Extract every record, keeping each one exactly as it is.

• MATERIAL TO PROCESS
BEGIN

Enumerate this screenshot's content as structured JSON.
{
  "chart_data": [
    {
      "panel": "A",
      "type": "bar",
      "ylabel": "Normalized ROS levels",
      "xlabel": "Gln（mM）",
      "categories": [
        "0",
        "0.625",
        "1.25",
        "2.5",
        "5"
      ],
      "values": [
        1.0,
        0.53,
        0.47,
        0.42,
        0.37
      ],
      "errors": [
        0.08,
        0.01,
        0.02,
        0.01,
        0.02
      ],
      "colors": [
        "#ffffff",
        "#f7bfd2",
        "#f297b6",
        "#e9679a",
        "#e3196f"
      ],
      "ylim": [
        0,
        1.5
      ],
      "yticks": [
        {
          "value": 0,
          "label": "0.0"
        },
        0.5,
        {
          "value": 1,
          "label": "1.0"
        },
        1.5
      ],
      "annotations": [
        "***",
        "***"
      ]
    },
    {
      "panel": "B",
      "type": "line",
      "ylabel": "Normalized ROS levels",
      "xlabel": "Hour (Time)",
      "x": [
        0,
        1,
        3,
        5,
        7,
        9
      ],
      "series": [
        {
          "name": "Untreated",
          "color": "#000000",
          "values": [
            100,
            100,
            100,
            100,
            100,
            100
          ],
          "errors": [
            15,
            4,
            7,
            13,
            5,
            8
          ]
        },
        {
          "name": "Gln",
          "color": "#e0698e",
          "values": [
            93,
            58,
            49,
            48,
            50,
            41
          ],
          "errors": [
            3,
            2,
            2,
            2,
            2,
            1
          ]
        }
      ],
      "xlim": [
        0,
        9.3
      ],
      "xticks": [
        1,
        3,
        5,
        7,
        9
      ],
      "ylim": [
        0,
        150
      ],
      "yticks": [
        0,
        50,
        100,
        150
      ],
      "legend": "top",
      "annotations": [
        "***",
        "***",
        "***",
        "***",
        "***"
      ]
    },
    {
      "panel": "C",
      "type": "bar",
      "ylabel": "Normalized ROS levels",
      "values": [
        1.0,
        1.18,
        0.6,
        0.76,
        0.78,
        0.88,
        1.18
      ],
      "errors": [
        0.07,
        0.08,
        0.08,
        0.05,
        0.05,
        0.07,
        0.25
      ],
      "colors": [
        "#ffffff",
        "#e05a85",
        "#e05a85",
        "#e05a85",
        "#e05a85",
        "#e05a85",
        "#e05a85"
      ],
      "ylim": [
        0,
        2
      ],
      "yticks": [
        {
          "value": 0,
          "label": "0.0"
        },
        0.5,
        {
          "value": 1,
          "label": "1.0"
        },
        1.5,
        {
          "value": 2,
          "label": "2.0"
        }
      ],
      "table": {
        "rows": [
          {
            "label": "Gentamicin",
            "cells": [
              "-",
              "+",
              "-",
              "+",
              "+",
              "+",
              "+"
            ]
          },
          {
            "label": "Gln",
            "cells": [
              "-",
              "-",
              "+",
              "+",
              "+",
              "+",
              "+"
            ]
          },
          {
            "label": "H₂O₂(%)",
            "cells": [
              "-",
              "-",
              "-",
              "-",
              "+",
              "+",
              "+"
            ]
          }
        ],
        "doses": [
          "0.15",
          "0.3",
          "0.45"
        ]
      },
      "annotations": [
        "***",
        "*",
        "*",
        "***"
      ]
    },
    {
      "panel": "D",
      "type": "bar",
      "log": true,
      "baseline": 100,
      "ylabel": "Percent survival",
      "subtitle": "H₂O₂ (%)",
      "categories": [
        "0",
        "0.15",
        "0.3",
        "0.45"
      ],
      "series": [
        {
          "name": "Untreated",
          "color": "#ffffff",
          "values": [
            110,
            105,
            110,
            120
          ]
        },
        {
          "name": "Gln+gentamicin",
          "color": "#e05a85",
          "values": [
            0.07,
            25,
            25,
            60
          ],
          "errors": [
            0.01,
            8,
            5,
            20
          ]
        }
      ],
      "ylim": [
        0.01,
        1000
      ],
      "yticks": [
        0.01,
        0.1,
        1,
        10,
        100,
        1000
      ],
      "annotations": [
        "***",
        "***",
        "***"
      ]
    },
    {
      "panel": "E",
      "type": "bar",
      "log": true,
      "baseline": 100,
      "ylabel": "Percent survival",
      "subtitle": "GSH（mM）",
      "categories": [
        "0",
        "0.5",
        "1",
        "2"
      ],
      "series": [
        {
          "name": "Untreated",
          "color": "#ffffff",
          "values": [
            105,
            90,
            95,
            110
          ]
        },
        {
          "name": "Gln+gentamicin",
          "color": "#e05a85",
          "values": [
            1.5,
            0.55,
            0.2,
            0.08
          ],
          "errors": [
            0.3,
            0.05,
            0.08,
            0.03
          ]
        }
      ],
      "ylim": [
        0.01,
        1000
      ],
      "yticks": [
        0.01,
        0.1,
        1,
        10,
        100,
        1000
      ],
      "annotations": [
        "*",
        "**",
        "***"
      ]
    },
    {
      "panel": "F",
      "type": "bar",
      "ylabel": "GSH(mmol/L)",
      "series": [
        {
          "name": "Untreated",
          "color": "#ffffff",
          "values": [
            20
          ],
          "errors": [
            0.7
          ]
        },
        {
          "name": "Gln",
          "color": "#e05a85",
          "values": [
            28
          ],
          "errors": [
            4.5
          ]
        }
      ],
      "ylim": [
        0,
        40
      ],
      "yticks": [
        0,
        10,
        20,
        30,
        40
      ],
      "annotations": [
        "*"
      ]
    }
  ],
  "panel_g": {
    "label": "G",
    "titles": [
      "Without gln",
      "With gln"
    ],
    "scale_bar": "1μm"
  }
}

END

• RESPONSE BELOW
Enumerate this screenshot's content as structured JSON.
{
  "chart_data": [
    {
      "panel": "A",
      "type": "bar",
      "ylabel": "Normalized ROS levels",
      "xlabel": "Gln（mM）",
      "categories": [
        "0",
        "0.625",
        "1.25",
        "2.5",
        "5"
      ],
      "values": [
        1.0,
        0.53,
        0.47,
        0.42,
        0.37
      ],
      "errors": [
        0.08,
        0.01,
        0.02,
        0.01,
        0.02
      ],
      "colors": [
        "#ffffff",
        "#f7bfd2",
        "#f297b6",
        "#e9679a",
        "#e3196f"
      ],
      "ylim": [
        0,
        1.5
      ],
      "yticks": [
        {
          "value": 0,
          "label": "0.0"
        },
        0.5,
        {
          "value": 1,
          "label": "1.0"
        },
        1.5
      ],
      "annotations": [
        "***",
        "***"
      ]
    },
    {
      "panel": "B",
      "type": "line",
      "ylabel": "Normalized ROS levels",
      "xlabel": "Hour (Time)",
      "x": [
        0,
        1,
        3,
        5,
        7,
        9
      ],
      "series": [
        {
          "name": "Untreated",
          "color": "#000000",
          "values": [
            100,
            100,
            100,
            100,
            100,
            100
          ],
          "errors": [
            15,
            4,
            7,
            13,
            5,
            8
          ]
        },
        {
          "name": "Gln",
          "color": "#e0698e",
          "values": [
            93,
            58,
            49,
            48,
            50,
            41
          ],
          "errors": [
            3,
            2,
            2,
            2,
            2,
            1
          ]
        }
      ],
      "xlim": [
        0,
        9.3
      ],
      "xticks": [
        1,
        3,
        5,
        7,
        9
      ],
      "ylim": [
        0,
        150
      ],
      "yticks": [
        0,
        50,
        100,
        150
      ],
      "legend": "top",
      "annotations": [
        "***",
        "***",
        "***",
        "***",
        "***"
      ]
    },
    {
      "panel": "C",
      "type": "bar",
      "ylabel": "Normalized ROS levels",
      "values": [
        1.0,
        1.18,
        0.6,
        0.76,
        0.78,
        0.88,
        1.18
      ],
      "errors": [
        0.07,
        0.08,
        0.08,
        0.05,
        0.05,
        0.07,
        0.25
      ],
      "colors": [
        "#ffffff",
        "#e05a85",
        "#e05a85",
        "#e05a85",
        "#e05a85",
        "#e05a85",
        "#e05a85"
      ],
      "ylim": [
        0,
        2
      ],
      "yticks": [
        {
          "value": 0,
          "label": "0.0"
        },
        0.5,
        {
          "value": 1,
          "label": "1.0"
        },
        1.5,
        {
          "value": 2,
          "label": "2.0"
        }
      ],
      "table": {
        "rows": [
          {
            "label": "Gentamicin",
            "cells": [
              "-",
              "+",
              "-",
              "+",
              "+",
              "+",
              "+"
            ]
          },
          {
            "label": "Gln",
            "cells": [
              "-",
              "-",
              "+",
              "+",
              "+",
              "+",
              "+"
            ]
          },
          {
            "label": "H₂O₂(%)",
            "cells": [
              "-",
              "-",
              "-",
              "-",
              "+",
              "+",
              "+"
            ]
          }
        ],
        "doses": [
          "0.15",
          "0.3",
          "0.45"
        ]
      },
      "annotations": [
        "***",
        "*",
        "*",
        "***"
      ]
    },
    {
      "panel": "D",
      "type": "bar",
      "log": true,
      "baseline": 100,
      "ylabel": "Percent survival",
      "subtitle": "H₂O₂ (%)",
      "categories": [
        "0",
        "0.15",
        "0.3",
        "0.45"
      ],
      "series": [
        {
          "name": "Untreated",
          "color": "#ffffff",
          "values": [
            110,
            105,
            110,
            120
          ]
        },
        {
          "name": "Gln+gentamicin",
          "color": "#e05a85",
          "values": [
            0.07,
            25,
            25,
            60
          ],
          "errors": [
            0.01,
            8,
            5,
            20
          ]
        }
      ],
      "ylim": [
        0.01,
        1000
      ],
      "yticks": [
        0.01,
        0.1,
        1,
        10,
        100,
        1000
      ],
      "annotations": [
        "***",
        "***",
        "***"
      ]
    },
    {
      "panel": "E",
      "type": "bar",
      "log": true,
      "baseline": 100,
      "ylabel": "Percent survival",
      "subtitle": "GSH（mM）",
      "categories": [
        "0",
        "0.5",
        "1",
        "2"
      ],
      "series": [
        {
          "name": "Untreated",
          "color": "#ffffff",
          "values": [
            105,
            90,
            95,
            110
          ]
        },
        {
          "name": "Gln+gentamicin",
          "color": "#e05a85",
          "values": [
            1.5,
            0.55,
            0.2,
            0.08
          ],
          "errors": [
            0.3,
            0.05,
            0.08,
            0.03
          ]
        }
      ],
      "ylim": [
        0.01,
        1000
      ],
      "yticks": [
        0.01,
        0.1,
        1,
        10,
        100,
        1000
      ],
      "annotations": [
        "*",
        "**",
        "***"
      ]
    },
    {
      "panel": "F",
      "type": "bar",
      "ylabel": "GSH(mmol/L)",
      "series": [
        {
          "name": "Untreated",
          "color": "#ffffff",
          "values": [
            20
          ],
          "errors": [
            0.7
          ]
        },
        {
          "name": "Gln",
          "color": "#e05a85",
          "values": [
            28
          ],
          "errors": [
            4.5
          ]
        }
      ],
      "ylim": [
        0,
        40
      ],
      "yticks": [
        0,
        10,
        20,
        30,
        40
      ],
      "annotations": [
        "*"
      ]
    }
  ],
  "panel_g": {
    "label": "G",
    "titles": [
      "Without gln",
      "With gln"
    ],
    "scale_bar": "1μm"
  }
}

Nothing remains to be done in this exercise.